== TASK INPUT ==
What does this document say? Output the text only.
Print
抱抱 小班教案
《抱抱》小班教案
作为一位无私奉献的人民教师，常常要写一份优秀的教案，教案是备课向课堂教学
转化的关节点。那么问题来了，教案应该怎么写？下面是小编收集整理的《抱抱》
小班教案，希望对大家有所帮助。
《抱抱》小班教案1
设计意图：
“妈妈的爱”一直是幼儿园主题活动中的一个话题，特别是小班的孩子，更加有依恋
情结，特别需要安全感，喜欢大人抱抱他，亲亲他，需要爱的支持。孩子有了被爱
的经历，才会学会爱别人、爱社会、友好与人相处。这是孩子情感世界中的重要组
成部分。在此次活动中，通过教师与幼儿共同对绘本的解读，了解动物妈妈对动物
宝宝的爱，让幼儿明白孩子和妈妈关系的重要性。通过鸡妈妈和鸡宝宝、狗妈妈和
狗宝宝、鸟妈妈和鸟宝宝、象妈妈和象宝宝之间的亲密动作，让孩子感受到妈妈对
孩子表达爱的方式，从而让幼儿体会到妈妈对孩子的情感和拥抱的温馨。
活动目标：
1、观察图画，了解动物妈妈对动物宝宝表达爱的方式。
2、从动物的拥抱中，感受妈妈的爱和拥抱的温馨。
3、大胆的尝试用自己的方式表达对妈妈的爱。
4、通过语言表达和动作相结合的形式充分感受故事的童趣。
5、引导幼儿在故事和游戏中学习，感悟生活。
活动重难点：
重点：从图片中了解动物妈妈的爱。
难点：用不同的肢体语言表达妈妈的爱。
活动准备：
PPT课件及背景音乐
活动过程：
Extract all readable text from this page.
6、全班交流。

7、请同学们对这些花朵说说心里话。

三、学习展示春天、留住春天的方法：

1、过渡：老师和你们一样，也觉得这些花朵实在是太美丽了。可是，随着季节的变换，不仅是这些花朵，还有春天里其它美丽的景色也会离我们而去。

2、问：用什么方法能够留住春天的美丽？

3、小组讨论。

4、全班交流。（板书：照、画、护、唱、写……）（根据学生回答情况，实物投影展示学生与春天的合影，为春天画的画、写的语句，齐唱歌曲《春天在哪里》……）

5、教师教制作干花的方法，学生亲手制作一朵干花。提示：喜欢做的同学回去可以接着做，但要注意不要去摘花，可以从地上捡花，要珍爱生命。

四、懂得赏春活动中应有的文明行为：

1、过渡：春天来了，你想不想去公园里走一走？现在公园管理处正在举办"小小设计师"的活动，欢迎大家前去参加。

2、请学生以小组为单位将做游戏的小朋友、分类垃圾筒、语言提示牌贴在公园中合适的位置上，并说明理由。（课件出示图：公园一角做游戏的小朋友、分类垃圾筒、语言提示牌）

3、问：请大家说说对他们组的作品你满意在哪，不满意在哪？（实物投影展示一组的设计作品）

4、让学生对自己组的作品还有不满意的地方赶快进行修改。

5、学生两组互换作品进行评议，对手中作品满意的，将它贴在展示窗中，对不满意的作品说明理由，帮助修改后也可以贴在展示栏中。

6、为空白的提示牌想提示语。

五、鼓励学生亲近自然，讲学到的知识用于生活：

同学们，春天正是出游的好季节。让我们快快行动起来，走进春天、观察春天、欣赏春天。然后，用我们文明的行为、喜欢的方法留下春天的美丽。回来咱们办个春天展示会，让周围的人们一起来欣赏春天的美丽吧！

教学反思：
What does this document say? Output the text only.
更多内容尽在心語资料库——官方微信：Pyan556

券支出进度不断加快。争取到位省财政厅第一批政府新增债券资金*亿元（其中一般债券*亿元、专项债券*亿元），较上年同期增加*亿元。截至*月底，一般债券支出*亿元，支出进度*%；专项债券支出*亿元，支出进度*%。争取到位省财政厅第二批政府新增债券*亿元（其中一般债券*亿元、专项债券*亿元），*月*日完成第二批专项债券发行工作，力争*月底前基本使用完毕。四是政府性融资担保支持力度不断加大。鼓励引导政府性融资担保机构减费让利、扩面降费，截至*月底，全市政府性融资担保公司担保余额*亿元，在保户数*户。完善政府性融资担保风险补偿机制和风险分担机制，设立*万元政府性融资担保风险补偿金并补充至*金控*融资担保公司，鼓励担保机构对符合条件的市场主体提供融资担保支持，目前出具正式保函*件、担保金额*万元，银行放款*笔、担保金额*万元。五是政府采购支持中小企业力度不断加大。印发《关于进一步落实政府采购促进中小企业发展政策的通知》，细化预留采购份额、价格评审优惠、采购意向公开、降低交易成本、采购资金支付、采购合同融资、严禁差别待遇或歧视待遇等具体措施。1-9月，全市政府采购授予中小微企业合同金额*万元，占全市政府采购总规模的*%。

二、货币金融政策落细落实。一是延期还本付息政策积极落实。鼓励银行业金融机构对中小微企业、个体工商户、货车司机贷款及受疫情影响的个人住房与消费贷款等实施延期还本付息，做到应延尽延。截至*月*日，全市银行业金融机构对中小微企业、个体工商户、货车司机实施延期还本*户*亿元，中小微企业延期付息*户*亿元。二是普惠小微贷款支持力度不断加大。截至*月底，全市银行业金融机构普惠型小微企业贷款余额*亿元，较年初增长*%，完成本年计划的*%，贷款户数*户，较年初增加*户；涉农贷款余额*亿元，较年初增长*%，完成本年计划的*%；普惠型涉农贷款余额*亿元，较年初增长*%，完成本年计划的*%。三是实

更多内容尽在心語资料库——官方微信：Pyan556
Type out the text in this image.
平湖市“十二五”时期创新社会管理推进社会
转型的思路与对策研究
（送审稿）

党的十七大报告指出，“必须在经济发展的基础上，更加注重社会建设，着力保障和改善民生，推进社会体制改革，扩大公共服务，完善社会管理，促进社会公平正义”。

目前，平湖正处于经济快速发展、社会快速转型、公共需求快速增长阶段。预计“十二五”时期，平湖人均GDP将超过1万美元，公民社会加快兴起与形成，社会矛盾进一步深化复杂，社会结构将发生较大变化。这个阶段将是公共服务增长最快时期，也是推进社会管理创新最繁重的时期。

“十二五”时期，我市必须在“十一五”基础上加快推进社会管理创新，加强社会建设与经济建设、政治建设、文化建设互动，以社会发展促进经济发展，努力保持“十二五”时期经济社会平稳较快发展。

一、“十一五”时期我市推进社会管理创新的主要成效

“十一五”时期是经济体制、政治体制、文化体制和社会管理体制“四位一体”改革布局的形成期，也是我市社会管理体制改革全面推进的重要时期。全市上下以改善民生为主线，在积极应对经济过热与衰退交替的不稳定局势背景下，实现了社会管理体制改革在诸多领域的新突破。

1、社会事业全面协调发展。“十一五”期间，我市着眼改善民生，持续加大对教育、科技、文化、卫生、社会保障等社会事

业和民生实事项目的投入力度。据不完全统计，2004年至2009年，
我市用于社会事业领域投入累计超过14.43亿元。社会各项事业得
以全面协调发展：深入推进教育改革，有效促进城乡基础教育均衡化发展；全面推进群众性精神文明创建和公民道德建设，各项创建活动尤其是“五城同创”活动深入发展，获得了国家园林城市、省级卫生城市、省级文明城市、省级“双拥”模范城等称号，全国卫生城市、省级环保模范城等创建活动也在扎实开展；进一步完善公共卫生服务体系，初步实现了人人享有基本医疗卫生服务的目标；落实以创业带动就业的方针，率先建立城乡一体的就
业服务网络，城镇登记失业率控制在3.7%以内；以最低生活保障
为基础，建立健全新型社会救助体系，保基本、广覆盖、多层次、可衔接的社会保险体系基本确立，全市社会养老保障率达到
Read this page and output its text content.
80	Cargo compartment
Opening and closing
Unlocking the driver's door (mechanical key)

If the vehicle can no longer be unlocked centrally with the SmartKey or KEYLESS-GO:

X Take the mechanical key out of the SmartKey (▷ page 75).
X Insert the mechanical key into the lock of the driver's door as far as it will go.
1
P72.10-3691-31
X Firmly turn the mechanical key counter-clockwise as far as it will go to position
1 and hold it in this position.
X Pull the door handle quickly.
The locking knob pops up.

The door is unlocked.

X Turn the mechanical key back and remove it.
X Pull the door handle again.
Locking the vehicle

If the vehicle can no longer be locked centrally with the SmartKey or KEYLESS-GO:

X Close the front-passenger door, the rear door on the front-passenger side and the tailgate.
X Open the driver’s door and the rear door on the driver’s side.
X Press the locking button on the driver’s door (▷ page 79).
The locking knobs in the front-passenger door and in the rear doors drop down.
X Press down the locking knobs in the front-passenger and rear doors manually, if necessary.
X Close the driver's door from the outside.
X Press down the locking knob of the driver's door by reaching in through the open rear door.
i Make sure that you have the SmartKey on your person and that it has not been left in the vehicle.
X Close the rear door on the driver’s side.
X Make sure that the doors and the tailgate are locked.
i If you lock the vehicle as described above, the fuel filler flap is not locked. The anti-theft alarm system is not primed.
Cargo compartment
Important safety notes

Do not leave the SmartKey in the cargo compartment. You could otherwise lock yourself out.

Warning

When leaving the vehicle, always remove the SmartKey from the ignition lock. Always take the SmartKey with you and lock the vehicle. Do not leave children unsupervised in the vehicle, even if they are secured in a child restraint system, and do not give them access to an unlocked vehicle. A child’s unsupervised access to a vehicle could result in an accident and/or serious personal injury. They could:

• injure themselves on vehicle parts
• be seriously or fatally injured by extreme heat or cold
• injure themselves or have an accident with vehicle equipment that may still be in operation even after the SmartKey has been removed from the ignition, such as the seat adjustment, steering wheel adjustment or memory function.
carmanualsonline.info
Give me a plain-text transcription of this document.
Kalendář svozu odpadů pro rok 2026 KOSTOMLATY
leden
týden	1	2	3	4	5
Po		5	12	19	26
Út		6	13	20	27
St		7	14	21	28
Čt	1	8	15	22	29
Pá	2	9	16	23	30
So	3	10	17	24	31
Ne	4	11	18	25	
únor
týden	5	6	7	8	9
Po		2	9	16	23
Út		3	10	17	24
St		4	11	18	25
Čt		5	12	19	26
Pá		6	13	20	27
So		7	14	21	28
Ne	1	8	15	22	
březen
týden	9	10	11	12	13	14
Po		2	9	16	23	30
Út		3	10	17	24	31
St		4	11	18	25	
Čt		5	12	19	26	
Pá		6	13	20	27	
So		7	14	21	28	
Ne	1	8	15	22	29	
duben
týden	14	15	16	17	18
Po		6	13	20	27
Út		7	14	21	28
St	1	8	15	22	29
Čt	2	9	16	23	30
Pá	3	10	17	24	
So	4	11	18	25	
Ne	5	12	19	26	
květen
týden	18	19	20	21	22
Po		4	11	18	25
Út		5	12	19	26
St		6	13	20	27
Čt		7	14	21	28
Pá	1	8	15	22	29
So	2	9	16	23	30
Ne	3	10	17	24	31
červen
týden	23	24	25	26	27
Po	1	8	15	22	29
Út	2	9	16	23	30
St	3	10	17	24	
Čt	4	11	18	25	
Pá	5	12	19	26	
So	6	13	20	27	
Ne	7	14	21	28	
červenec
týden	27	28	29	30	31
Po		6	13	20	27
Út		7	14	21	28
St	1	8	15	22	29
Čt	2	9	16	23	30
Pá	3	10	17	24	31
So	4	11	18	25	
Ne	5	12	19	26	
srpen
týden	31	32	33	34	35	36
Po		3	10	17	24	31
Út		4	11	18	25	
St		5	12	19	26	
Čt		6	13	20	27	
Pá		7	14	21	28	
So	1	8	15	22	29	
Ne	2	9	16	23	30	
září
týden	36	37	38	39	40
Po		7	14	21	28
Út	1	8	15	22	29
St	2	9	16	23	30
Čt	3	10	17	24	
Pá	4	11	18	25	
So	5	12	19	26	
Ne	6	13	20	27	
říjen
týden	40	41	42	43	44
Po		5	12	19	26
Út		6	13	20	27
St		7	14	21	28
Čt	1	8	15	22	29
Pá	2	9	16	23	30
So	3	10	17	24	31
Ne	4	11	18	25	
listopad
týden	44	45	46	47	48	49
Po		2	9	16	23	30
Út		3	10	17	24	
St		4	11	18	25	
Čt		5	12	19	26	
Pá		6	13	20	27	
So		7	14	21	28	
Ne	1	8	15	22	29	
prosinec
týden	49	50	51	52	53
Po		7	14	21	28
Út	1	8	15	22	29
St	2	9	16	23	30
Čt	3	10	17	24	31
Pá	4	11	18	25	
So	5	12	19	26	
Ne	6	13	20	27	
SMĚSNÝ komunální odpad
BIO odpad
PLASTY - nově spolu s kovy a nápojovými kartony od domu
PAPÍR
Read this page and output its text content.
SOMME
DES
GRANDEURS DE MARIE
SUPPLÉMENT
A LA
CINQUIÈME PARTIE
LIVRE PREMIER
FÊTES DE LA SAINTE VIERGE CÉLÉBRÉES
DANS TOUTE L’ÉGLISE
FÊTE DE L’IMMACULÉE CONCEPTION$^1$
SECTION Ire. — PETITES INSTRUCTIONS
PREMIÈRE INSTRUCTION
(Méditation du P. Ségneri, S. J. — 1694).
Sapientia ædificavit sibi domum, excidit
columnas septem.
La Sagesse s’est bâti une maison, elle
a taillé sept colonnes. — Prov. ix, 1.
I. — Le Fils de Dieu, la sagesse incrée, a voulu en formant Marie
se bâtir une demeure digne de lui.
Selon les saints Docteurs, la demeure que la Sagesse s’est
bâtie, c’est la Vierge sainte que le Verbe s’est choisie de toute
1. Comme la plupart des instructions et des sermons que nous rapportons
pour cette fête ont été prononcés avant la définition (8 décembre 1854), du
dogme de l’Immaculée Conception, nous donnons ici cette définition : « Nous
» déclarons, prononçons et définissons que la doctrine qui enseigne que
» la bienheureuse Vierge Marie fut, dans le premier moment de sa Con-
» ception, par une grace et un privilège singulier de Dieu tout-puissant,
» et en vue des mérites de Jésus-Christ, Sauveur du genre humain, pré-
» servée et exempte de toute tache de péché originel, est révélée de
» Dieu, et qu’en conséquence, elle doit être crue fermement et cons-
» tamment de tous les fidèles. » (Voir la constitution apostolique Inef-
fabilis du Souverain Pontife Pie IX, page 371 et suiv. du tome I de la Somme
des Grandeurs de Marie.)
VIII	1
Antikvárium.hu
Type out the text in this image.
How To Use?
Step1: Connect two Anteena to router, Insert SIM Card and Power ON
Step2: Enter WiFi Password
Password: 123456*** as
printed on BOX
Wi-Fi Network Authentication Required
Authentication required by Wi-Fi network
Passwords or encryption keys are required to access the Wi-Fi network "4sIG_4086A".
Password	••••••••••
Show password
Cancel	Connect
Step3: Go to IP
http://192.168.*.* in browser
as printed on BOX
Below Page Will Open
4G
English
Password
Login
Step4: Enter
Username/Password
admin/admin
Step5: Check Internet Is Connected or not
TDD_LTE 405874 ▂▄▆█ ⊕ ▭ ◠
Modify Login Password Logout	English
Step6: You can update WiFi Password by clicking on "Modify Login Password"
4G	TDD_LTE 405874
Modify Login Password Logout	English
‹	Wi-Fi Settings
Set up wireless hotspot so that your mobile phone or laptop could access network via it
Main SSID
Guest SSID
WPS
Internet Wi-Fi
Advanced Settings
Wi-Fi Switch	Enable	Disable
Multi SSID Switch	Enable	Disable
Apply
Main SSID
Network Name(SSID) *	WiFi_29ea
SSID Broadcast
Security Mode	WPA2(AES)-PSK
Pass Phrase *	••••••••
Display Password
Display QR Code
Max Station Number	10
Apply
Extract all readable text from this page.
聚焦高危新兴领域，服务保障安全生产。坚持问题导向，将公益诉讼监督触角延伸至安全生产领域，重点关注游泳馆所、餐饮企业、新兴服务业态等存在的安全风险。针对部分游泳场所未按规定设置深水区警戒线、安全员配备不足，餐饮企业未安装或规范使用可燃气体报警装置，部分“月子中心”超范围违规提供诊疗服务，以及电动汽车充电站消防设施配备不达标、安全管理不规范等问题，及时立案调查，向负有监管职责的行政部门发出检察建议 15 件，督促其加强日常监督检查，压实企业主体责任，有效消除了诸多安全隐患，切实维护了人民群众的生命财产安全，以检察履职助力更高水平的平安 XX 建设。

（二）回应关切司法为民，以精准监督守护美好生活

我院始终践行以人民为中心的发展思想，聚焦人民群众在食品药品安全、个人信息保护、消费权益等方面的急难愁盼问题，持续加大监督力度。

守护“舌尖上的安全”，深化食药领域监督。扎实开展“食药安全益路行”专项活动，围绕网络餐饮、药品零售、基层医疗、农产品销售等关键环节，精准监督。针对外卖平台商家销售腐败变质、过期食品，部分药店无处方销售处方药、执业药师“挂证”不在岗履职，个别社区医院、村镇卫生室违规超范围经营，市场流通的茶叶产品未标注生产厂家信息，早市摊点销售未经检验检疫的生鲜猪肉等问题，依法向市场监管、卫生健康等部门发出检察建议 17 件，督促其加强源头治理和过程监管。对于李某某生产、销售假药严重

== INSTRUCTIONS FOR THE TASK ==
Look through the data and gather every line with the string "compartment" in it.

== RESULT FOR THIS EXERCISE ==
80	Cargo compartment
Cargo compartment
Do not leave the SmartKey in the cargo compartment. You could otherwise lock yourself out.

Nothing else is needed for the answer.